| WRITTEN REQUEST A |
Reproduce the text about the Earth Radiation Budget Experiment radiometer model word for word, in full.

| DOCUMENT |
★ ★ ★ ★ ★

A dynamic electrothermal model of the Earth Radiation Budget Experiment total, nonscanning channels has been formulated and implemented as a computer program. This model, which is a modification of an earlier version, is used to simulate two types of solar observations: those obtained through the solar port during solar calibration and those obtained during the satellite pitchover maneuver in which the sun is observed by the radiometer in its Earth-viewing configuration. New results of both simulations are compared with actual flight data. These results show an improved agreement between the simulated and observed radiometer response over previous simulations. The improvement in these severe cases justifies the modification to the model and establishes its accuracy. Thermal noise has been studied also, using a separate but related model, to evaluate its contribution to the radiative energy absorbed by the active cavity. This study has revealed that scattering of the collimated solar radiation contributes, on average, 0.071 mW during solar calibration and 0.207 mW during the pitchover maneuver. These values represent, respectively, 0.156% and 0.460% of the peak power that enters the cavity (≃45 mW). On the other hand, the maximum amounts of diffuse power due to emission from the field-of-view limiter and the aperture plate are, respectively, 0.120 and 0.011 mW, which amount to 0.270% and 0.024% of the peak power. Finally, the cavity self-contamination contributes only 0.034 mW, or 0.071%, of the peak power absorbed by the active cavity radiometer. This study confirms the assumption that, due to the geometry of the radiometer assembly and the optical properties of its components, thermal noise is small and well within the range of previous estimates.

★ ★ ★ ★ ★

[Portion of a data file]
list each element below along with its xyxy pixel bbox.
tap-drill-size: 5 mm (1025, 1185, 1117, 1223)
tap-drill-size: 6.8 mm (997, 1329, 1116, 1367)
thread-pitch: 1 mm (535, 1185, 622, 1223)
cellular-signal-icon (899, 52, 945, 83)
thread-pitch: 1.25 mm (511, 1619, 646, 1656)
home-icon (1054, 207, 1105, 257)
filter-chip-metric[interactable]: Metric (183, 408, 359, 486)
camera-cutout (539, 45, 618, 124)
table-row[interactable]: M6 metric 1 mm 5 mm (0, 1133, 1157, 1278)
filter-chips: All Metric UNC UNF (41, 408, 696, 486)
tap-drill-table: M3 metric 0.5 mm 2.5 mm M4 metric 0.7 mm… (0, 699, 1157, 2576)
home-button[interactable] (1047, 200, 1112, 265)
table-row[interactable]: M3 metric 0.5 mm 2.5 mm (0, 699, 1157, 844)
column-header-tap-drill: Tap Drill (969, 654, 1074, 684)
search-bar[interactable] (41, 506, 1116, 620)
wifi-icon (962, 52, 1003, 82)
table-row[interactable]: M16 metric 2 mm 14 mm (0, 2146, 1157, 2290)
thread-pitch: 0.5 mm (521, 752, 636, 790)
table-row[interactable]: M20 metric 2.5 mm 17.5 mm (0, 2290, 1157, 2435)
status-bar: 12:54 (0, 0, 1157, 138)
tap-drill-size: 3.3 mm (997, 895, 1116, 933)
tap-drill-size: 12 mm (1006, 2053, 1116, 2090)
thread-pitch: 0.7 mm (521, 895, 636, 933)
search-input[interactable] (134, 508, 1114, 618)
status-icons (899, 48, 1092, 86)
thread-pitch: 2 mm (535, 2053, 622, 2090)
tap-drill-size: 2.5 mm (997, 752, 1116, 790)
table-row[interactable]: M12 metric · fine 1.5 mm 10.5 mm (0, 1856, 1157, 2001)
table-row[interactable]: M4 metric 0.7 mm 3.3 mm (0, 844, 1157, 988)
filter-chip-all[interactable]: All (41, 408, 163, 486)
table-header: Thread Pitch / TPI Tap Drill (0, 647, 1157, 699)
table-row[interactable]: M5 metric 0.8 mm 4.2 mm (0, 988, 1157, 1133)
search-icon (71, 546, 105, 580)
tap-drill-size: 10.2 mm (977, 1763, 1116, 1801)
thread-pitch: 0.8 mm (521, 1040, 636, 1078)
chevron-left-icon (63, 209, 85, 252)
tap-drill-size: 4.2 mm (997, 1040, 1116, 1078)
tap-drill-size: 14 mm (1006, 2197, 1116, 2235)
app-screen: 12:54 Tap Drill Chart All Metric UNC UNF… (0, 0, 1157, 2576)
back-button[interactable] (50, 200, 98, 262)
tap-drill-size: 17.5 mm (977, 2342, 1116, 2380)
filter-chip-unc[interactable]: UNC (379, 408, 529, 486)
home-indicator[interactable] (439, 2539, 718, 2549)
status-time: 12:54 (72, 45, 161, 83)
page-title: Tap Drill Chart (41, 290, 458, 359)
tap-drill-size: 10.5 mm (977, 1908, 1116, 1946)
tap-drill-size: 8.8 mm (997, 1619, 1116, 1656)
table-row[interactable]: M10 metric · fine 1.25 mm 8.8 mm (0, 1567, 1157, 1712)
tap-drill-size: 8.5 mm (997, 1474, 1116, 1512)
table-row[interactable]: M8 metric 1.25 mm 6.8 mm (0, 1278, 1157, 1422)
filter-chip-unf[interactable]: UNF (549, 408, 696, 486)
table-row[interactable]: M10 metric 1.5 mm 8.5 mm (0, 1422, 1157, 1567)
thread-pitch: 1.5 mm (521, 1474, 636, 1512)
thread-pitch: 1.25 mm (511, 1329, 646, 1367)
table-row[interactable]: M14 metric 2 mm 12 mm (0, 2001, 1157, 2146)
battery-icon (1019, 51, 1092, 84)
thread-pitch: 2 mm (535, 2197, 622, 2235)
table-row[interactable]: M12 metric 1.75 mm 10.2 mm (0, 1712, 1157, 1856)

★ ★ ★ ★ ★

| WRITTEN REQUEST B |
Recast the entries as a JSON list of strings, one string per line with blank lines left out. Start with the first line of the entries and go on through the line with "tap-drill-size: 12 mm", including both of those lines.

| RIGHT ANSWER A |
A dynamic electrothermal model of the Earth Radiation Budget Experiment total, nonscanning channels has been formulated and implemented as a computer program. This model, which is a modification of an earlier version, is used to simulate two types of solar observations: those obtained through the solar port during solar calibration and those obtained during the satellite pitchover maneuver in which the sun is observed by the radiometer in its Earth-viewing configuration. New results of both simulations are compared with actual flight data. These results show an improved agreement between the simulated and observed radiometer response over previous simulations. The improvement in these severe cases justifies the modification to the model and establishes its accuracy. Thermal noise has been studied also, using a separate but related model, to evaluate its contribution to the radiative energy absorbed by the active cavity. This study has revealed that scattering of the collimated solar radiation contributes, on average, 0.071 mW during solar calibration and 0.207 mW during the pitchover maneuver. These values represent, respectively, 0.156% and 0.460% of the peak power that enters the cavity (≃45 mW). On the other hand, the maximum amounts of diffuse power due to emission from the field-of-view limiter and the aperture plate are, respectively, 0.120 and 0.011 mW, which amount to 0.270% and 0.024% of the peak power. Finally, the cavity self-contamination contributes only 0.034 mW, or 0.071%, of the peak power absorbed by the active cavity radiometer. This study confirms the assumption that, due to the geometry of the radiometer assembly and the optical properties of its components, thermal noise is small and well within the range of previous estimates.

| RIGHT ANSWER B |
[
  "list each element below along with its xyxy pixel bbox.",
  "tap-drill-size: 5 mm (1025, 1185, 1117, 1223)",
  "tap-drill-size: 6.8 mm (997, 1329, 1116, 1367)",
  "thread-pitch: 1 mm (535, 1185, 622, 1223)",
  "cellular-signal-icon (899, 52, 945, 83)",
  "thread-pitch: 1.25 mm (511, 1619, 646, 1656)",
  "home-icon (1054, 207, 1105, 257)",
  "filter-chip-metric[interactable]: Metric (183, 408, 359, 486)",
  "camera-cutout (539, 45, 618, 124)",
  "table-row[interactable]: M6 metric 1 mm 5 mm (0, 1133, 1157, 1278)",
  "filter-chips: All Metric UNC UNF (41, 408, 696, 486)",
  "tap-drill-table: M3 metric 0.5 mm 2.5 mm M4 metric 0.7 mm… (0, 699, 1157, 2576)",
  "home-button[interactable] (1047, 200, 1112, 265)",
  "table-row[interactable]: M3 metric 0.5 mm 2.5 mm (0, 699, 1157, 844)",
  "column-header-tap-drill: Tap Drill (969, 654, 1074, 684)",
  "search-bar[interactable] (41, 506, 1116, 620)",
  "wifi-icon (962, 52, 1003, 82)",
  "table-row[interactable]: M16 metric 2 mm 14 mm (0, 2146, 1157, 2290)",
  "thread-pitch: 0.5 mm (521, 752, 636, 790)",
  "table-row[interactable]: M20 metric 2.5 mm 17.5 mm (0, 2290, 1157, 2435)",
  "status-bar: 12:54 (0, 0, 1157, 138)",
  "tap-drill-size: 3.3 mm (997, 895, 1116, 933)",
  "tap-drill-size: 12 mm (1006, 2053, 1116, 2090)"
]